Copy every line of the records below that holds the word "المحروقات".

[Stored records]
◇ ◇ ◇ ◇

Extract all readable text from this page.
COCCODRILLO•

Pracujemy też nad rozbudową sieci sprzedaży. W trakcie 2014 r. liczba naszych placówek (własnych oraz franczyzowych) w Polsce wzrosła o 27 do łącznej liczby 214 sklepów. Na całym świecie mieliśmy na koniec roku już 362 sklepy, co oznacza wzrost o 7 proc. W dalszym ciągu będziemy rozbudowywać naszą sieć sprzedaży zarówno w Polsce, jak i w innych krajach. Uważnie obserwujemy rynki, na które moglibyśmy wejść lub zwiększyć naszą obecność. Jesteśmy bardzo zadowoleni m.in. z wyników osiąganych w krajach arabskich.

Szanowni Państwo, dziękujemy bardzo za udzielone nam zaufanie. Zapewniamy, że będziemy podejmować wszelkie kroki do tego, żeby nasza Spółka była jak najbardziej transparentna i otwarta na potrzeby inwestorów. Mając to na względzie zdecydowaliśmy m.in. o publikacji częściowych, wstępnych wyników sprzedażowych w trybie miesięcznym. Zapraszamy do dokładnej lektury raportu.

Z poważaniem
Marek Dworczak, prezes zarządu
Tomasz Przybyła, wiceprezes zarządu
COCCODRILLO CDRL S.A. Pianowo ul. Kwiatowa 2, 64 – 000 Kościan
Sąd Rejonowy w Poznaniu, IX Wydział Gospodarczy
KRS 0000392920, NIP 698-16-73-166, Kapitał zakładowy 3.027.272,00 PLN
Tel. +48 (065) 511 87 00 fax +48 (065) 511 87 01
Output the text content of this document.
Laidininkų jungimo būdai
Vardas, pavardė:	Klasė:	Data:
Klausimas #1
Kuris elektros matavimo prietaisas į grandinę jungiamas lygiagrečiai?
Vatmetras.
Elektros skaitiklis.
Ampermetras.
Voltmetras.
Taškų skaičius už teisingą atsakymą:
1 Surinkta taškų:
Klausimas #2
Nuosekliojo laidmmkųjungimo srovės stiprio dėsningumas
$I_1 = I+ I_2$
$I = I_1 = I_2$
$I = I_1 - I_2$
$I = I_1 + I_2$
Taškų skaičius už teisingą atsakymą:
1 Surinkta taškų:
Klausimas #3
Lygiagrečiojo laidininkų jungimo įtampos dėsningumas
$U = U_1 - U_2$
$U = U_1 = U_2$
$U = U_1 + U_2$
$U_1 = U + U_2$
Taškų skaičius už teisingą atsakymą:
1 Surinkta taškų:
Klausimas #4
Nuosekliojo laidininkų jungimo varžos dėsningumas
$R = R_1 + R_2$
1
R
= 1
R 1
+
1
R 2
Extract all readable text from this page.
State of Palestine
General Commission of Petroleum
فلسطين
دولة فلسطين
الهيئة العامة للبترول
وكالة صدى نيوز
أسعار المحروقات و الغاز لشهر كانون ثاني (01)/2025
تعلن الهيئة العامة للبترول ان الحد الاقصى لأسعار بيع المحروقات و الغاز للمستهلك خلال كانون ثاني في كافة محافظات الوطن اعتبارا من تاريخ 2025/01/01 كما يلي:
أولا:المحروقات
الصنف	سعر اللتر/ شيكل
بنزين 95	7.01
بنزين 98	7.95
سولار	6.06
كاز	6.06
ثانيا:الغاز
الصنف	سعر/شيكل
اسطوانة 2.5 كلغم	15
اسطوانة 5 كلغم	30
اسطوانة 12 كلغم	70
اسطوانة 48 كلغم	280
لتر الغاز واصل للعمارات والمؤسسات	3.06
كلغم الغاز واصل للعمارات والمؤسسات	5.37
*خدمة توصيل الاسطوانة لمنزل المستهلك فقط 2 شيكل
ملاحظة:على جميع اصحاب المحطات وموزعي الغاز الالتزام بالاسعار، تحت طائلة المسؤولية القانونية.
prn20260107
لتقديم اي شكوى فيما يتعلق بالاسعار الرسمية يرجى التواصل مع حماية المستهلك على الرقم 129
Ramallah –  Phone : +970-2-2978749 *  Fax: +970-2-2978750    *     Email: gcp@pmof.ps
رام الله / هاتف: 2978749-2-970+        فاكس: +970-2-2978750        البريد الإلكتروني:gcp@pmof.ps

◇ ◇ ◇ ◇

**EXERCISE ANSWER**
أسعار المحروقات و الغاز لشهر كانون ثاني (01)/2025
تعلن الهيئة العامة للبترول ان الحد الاقصى لأسعار بيع المحروقات و الغاز للمستهلك خلال كانون ثاني في كافة محافظات الوطن اعتبارا من تاريخ 2025/01/01 كما يلي:
أولا:المحروقات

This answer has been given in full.